■ **Exercise brief**
Scan the entries below for the word "value". Copy each line that has it.

"""

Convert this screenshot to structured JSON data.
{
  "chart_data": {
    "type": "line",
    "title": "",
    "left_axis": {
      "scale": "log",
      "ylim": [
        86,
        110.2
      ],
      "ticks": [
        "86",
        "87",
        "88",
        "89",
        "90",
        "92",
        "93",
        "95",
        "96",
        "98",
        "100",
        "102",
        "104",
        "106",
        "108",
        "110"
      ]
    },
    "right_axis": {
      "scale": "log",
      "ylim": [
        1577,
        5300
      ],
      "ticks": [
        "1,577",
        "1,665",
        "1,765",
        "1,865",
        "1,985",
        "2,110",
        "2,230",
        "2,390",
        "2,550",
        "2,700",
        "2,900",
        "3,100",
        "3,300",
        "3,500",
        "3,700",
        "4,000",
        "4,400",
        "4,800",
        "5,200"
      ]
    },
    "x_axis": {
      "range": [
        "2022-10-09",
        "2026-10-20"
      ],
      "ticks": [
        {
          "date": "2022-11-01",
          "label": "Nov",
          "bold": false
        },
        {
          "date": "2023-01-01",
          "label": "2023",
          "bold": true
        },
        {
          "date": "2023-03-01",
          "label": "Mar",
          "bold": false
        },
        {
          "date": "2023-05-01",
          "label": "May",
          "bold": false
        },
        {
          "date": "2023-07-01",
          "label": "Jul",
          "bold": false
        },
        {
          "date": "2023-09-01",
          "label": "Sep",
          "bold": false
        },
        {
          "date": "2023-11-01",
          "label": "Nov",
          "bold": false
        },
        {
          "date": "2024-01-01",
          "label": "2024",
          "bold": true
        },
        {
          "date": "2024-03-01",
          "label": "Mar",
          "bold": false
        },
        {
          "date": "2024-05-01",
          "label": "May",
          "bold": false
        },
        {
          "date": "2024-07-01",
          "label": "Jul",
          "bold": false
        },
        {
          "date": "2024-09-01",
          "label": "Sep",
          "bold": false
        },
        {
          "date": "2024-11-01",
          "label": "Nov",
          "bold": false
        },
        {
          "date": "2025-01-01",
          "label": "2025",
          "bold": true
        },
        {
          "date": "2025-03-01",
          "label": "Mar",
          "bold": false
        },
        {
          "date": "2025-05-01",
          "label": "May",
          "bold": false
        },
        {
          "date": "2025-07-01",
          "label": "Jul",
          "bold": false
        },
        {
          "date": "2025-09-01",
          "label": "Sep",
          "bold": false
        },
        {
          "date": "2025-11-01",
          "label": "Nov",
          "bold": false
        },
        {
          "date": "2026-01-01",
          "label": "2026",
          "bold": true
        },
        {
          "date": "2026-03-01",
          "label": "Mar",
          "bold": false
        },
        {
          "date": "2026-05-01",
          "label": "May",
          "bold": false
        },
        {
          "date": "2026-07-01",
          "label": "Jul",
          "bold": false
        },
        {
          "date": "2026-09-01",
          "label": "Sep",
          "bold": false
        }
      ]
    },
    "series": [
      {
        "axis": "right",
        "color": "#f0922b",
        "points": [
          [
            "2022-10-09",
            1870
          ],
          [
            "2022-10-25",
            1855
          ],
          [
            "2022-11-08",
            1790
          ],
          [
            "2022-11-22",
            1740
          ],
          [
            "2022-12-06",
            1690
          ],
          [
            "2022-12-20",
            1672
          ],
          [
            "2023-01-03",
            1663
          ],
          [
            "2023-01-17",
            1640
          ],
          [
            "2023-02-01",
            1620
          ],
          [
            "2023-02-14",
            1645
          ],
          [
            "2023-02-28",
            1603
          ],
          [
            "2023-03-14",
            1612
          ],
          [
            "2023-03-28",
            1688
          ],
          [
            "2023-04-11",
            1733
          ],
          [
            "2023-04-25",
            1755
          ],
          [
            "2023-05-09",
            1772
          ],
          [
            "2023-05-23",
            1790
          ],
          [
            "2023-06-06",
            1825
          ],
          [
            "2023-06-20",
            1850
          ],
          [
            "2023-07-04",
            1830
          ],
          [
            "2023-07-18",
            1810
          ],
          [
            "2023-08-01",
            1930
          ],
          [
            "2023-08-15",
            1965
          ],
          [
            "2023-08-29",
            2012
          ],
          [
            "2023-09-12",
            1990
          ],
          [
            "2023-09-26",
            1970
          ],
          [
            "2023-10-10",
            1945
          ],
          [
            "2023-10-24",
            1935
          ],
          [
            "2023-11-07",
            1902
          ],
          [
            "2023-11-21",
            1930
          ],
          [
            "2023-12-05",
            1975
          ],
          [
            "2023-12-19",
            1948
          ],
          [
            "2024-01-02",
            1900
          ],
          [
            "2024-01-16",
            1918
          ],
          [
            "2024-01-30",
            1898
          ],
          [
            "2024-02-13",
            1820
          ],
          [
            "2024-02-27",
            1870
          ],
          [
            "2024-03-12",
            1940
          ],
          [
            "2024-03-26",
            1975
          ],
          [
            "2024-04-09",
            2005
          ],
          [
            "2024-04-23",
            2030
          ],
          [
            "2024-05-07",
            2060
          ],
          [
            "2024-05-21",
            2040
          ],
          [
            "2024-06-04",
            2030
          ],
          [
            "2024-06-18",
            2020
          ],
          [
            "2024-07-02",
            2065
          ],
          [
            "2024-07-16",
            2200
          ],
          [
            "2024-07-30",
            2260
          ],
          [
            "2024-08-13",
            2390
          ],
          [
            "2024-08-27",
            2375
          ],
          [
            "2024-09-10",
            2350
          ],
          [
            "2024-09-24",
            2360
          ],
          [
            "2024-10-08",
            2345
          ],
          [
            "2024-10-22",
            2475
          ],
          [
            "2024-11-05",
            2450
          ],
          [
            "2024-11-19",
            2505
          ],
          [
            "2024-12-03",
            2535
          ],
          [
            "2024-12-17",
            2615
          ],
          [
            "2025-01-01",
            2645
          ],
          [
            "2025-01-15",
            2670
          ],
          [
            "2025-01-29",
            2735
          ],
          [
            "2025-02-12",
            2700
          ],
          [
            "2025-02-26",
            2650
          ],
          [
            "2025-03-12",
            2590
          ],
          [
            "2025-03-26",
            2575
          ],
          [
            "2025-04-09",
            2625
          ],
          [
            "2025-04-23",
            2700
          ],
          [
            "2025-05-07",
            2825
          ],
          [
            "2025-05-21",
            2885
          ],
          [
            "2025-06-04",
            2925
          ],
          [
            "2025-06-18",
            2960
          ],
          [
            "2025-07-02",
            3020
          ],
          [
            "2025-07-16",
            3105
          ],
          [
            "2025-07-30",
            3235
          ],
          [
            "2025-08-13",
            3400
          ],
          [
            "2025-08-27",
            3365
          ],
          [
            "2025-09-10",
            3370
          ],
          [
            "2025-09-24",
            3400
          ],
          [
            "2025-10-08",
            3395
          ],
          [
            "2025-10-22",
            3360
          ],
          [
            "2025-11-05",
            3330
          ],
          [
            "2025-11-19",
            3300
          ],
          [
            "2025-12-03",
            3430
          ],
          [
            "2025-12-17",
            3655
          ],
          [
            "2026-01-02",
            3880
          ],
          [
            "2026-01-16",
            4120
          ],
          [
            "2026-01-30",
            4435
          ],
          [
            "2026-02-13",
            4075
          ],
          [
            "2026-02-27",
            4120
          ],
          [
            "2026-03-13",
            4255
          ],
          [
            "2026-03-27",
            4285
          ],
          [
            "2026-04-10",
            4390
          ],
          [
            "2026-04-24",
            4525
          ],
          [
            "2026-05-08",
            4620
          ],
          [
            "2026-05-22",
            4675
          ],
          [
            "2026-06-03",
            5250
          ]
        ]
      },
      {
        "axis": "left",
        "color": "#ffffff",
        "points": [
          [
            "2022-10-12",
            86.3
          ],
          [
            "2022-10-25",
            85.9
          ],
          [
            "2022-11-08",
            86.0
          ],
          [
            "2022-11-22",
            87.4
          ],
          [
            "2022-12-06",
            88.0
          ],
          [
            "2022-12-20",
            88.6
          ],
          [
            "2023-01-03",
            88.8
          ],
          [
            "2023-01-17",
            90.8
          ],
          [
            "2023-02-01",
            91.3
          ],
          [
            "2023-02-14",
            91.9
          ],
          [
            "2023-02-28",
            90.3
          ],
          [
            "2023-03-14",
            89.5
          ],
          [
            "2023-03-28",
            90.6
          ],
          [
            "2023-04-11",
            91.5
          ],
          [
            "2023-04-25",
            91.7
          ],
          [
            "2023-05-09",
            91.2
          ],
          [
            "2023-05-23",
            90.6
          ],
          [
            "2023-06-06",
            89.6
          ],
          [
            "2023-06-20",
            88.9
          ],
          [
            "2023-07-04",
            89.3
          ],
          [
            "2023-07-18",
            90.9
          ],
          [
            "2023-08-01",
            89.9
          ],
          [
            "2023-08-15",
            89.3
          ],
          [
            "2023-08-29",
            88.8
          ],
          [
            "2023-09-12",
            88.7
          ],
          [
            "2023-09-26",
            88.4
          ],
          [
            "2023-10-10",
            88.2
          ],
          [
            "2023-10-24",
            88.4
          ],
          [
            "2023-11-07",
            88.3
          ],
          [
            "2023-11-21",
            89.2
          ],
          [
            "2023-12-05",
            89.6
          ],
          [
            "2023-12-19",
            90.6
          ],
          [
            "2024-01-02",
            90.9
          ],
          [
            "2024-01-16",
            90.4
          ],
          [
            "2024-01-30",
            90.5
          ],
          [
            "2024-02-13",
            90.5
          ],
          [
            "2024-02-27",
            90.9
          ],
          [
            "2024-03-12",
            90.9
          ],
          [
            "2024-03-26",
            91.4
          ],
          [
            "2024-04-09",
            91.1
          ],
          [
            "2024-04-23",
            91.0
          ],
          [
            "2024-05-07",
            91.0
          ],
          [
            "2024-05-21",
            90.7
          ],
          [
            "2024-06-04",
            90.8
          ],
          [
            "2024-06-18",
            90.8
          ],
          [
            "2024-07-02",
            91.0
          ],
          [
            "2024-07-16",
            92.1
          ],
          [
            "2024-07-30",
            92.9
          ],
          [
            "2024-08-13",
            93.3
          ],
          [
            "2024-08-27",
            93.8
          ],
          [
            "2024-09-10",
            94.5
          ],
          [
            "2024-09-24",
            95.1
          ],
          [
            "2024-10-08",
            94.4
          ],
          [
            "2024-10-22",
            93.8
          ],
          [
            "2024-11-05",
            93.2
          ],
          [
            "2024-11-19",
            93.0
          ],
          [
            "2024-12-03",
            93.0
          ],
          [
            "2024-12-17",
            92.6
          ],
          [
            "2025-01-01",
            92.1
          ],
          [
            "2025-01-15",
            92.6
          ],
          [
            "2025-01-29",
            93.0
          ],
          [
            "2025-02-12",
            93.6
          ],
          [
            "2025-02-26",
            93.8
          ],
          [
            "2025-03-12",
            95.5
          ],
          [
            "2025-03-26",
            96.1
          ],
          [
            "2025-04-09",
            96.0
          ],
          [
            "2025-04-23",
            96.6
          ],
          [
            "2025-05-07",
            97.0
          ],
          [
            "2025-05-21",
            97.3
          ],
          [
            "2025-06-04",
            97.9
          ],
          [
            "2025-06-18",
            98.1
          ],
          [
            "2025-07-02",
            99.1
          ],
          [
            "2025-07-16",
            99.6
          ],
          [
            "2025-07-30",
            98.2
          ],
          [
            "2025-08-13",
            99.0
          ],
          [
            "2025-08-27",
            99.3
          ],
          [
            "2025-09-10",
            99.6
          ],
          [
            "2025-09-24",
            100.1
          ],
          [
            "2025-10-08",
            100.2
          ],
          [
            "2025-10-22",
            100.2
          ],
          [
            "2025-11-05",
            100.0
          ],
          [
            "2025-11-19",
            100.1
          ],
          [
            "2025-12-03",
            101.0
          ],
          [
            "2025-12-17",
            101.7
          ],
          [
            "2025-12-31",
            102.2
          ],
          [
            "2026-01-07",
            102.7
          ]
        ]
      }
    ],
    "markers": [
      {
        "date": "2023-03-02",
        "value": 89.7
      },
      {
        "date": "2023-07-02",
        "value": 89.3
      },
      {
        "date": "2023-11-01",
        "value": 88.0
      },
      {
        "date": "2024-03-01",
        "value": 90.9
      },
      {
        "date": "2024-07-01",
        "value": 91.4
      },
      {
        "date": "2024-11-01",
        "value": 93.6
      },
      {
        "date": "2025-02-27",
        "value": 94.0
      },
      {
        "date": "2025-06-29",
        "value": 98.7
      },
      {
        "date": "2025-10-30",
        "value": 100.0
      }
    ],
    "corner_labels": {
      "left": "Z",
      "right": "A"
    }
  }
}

"""

■ **Correct output**
        "value": 89.7
        "value": 89.3
        "value": 88.0
        "value": 90.9
        "value": 91.4
        "value": 93.6
        "value": 94.0
        "value": 98.7
        "value": 100.0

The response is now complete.